_WHAT TO PRODUCE_
Leave out the pictures, then reproduce the rest of the material exactly.
-- begin MATERIAL FOR THE TASK --
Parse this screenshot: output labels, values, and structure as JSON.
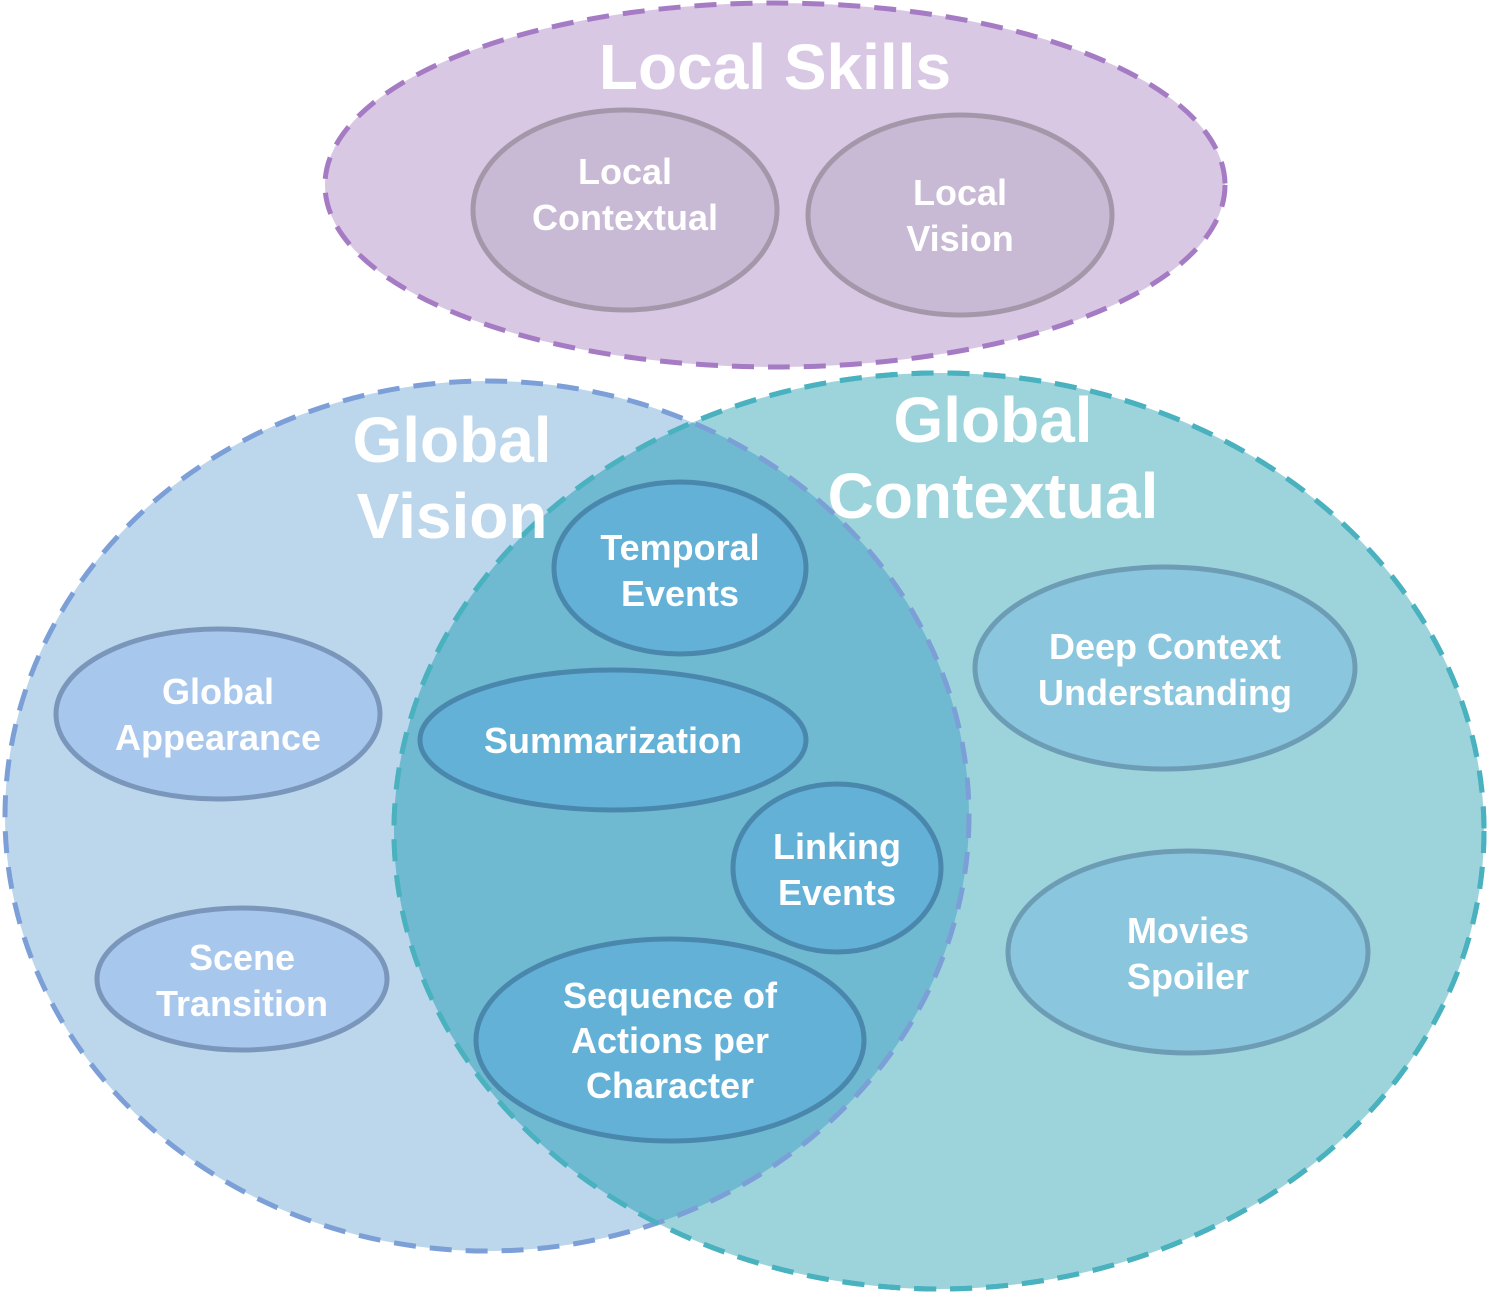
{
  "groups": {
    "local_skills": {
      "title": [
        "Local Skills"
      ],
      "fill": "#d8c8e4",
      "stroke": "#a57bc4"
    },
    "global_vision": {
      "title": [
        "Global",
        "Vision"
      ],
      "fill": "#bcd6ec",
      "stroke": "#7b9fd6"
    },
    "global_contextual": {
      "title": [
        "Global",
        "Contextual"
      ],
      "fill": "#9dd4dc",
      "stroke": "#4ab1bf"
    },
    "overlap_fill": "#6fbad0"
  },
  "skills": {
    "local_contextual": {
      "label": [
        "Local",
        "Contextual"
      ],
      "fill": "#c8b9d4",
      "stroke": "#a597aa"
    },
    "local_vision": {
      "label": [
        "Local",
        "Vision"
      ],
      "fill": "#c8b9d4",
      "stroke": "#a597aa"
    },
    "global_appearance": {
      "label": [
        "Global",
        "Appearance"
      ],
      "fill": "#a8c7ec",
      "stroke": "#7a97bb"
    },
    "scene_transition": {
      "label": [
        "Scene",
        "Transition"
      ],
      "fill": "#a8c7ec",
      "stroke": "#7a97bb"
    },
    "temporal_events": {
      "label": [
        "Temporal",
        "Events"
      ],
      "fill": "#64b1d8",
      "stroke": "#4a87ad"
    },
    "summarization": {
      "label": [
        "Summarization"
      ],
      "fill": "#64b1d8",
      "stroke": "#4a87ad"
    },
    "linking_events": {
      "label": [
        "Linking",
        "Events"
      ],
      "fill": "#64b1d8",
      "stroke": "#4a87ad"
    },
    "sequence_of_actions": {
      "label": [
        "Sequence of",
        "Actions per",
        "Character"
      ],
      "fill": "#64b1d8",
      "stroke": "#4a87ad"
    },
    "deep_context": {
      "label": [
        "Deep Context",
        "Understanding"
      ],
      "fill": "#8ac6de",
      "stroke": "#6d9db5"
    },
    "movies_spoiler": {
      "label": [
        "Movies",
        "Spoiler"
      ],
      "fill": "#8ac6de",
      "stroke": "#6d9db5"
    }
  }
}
-- end MATERIAL FOR THE TASK --
_EXERCISE ANSWER_
Parse this screenshot: output labels, values, and structure as JSON.
{
  "groups": {
    "local_skills": {
      "title": [
        "Local Skills"
      ],
      "fill": "#d8c8e4",
      "stroke": "#a57bc4"
    },
    "global_vision": {
      "title": [
        "Global",
        "Vision"
      ],
      "fill": "#bcd6ec",
      "stroke": "#7b9fd6"
    },
    "global_contextual": {
      "title": [
        "Global",
        "Contextual"
      ],
      "fill": "#9dd4dc",
      "stroke": "#4ab1bf"
    },
    "overlap_fill": "#6fbad0"
  },
  "skills": {
    "local_contextual": {
      "label": [
        "Local",
        "Contextual"
      ],
      "fill": "#c8b9d4",
      "stroke": "#a597aa"
    },
    "local_vision": {
      "label": [
        "Local",
        "Vision"
      ],
      "fill": "#c8b9d4",
      "stroke": "#a597aa"
    },
    "global_appearance": {
      "label": [
        "Global",
        "Appearance"
      ],
      "fill": "#a8c7ec",
      "stroke": "#7a97bb"
    },
    "scene_transition": {
      "label": [
        "Scene",
        "Transition"
      ],
      "fill": "#a8c7ec",
      "stroke": "#7a97bb"
    },
    "temporal_events": {
      "label": [
        "Temporal",
        "Events"
      ],
      "fill": "#64b1d8",
      "stroke": "#4a87ad"
    },
    "summarization": {
      "label": [
        "Summarization"
      ],
      "fill": "#64b1d8",
      "stroke": "#4a87ad"
    },
    "linking_events": {
      "label": [
        "Linking",
        "Events"
      ],
      "fill": "#64b1d8",
      "stroke": "#4a87ad"
    },
    "sequence_of_actions": {
      "label": [
        "Sequence of",
        "Actions per",
        "Character"
      ],
      "fill": "#64b1d8",
      "stroke": "#4a87ad"
    },
    "deep_context": {
      "label": [
        "Deep Context",
        "Understanding"
      ],
      "fill": "#8ac6de",
      "stroke": "#6d9db5"
    },
    "movies_spoiler": {
      "label": [
        "Movies",
        "Spoiler"
      ],
      "fill": "#8ac6de",
      "stroke": "#6d9db5"
    }
  }
}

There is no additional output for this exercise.